— Start LISTED RECORDS —

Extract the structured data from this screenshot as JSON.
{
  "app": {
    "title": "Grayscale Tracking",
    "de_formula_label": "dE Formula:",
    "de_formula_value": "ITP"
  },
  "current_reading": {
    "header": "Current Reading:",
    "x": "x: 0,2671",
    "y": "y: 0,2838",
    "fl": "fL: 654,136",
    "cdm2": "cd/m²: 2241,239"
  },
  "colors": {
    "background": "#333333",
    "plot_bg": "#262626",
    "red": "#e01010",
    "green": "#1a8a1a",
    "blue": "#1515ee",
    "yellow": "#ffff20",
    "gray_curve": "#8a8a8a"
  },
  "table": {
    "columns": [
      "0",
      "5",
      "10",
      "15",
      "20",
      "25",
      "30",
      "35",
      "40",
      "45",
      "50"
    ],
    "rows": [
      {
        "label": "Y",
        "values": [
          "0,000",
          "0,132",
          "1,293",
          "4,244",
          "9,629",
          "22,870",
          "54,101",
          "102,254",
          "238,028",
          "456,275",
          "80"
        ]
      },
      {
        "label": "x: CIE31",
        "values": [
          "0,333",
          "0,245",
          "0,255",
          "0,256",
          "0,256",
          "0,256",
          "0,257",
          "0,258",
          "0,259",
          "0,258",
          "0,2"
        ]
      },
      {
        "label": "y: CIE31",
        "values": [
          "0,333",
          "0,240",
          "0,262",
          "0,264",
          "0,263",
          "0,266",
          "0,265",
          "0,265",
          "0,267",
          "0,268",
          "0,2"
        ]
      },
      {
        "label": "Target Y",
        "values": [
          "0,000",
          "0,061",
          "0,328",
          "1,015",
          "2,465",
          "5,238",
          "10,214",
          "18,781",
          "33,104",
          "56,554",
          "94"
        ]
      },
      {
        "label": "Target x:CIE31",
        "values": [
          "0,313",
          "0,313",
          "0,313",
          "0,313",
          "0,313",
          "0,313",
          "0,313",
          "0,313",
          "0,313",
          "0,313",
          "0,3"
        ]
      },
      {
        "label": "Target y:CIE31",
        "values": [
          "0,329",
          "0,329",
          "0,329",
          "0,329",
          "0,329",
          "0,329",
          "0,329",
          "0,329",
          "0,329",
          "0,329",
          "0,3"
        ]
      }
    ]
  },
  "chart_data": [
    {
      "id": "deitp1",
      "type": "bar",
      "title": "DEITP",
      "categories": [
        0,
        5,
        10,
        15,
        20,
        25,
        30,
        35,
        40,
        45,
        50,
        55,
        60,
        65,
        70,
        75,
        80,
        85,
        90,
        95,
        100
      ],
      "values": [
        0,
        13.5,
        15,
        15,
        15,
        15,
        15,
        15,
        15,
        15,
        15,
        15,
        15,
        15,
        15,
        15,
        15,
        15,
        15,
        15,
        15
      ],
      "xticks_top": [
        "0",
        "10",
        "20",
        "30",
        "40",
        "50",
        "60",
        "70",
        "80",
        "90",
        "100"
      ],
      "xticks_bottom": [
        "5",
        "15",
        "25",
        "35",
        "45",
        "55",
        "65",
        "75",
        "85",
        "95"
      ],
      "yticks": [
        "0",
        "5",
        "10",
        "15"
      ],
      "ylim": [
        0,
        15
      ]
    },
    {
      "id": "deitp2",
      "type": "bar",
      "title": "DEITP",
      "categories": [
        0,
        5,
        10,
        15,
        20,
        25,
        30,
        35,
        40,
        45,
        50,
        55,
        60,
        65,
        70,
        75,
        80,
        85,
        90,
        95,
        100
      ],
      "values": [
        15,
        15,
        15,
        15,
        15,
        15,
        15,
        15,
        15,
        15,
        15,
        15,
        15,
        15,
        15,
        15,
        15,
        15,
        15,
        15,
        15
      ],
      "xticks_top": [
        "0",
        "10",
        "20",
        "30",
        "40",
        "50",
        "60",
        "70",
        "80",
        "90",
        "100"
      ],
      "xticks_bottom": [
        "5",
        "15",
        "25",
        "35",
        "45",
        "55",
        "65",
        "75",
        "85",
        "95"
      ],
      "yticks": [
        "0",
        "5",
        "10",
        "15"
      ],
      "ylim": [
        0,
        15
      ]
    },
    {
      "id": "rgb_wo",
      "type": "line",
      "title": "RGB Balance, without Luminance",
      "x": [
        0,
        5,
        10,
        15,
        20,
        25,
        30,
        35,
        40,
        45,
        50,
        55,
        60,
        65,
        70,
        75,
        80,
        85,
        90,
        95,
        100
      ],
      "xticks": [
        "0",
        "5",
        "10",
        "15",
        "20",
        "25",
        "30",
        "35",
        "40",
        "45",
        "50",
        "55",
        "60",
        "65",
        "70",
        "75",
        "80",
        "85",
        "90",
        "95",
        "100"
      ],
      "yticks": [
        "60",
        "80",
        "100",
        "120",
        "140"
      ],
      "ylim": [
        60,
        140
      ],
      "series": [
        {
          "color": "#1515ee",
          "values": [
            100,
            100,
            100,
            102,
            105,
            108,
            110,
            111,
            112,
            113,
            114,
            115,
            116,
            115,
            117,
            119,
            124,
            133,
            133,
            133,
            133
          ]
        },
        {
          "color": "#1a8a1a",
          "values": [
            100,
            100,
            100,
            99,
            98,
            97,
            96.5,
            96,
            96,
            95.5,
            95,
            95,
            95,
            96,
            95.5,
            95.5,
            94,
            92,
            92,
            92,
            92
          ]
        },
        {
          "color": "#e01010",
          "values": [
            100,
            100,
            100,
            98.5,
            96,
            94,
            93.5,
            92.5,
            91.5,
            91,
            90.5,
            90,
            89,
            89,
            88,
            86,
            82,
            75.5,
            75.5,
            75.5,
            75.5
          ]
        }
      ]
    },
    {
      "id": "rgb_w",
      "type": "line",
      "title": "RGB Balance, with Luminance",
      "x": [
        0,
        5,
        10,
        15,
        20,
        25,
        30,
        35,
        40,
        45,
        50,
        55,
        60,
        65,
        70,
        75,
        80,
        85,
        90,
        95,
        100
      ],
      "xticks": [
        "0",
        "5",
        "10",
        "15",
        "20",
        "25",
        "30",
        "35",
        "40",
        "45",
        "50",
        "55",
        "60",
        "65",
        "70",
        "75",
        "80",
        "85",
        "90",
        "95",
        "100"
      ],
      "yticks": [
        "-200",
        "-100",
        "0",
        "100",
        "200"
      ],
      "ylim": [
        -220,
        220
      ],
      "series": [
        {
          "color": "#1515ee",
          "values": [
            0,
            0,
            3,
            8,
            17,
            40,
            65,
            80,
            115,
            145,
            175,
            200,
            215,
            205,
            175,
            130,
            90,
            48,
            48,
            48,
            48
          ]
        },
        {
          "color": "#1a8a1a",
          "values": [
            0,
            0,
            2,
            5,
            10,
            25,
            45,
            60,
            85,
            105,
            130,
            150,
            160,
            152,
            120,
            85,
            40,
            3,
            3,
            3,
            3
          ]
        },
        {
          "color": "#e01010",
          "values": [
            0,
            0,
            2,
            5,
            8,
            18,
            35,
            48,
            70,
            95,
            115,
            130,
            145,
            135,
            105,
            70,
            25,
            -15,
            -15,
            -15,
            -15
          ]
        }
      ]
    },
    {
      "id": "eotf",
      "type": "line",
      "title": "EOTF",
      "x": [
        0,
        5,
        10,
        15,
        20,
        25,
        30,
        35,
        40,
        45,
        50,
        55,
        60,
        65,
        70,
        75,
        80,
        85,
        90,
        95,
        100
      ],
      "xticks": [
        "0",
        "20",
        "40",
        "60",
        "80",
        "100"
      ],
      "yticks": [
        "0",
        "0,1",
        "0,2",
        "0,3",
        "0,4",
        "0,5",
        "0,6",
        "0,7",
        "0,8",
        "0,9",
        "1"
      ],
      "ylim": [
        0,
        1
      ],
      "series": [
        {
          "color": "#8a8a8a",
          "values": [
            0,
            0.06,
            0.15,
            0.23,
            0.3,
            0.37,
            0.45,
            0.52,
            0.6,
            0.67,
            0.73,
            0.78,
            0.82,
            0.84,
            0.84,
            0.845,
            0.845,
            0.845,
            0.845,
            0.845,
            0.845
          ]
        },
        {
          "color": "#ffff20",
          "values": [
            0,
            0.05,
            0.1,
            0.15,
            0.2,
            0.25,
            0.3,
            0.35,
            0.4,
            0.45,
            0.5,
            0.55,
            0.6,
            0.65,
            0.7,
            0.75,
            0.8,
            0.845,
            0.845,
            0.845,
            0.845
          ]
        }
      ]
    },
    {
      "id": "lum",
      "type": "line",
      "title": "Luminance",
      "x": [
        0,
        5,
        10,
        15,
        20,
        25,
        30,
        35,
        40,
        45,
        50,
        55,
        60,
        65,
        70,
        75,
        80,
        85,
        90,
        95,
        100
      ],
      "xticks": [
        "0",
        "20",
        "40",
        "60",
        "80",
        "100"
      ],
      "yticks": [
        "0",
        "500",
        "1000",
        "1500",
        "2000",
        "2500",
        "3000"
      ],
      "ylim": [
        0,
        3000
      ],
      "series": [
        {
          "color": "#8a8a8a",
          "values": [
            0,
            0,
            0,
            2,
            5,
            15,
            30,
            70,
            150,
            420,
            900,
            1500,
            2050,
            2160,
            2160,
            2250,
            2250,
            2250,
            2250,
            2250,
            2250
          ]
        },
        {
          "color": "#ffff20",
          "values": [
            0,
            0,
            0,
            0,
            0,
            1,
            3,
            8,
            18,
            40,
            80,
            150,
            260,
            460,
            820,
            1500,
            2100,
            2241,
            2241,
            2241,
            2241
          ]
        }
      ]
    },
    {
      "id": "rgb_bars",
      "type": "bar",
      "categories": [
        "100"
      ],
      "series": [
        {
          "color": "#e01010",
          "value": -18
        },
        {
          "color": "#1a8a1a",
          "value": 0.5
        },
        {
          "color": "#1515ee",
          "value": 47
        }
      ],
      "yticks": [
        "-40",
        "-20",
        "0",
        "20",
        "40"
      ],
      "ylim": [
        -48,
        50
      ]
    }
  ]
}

— End LISTED RECORDS —

- _EXERCISE_: Find the lines above holding the word "Balance" and show them.

- _ANSWER TO THIS PROBLEM_:
      "title": "RGB Balance, without Luminance",
      "title": "RGB Balance, with Luminance",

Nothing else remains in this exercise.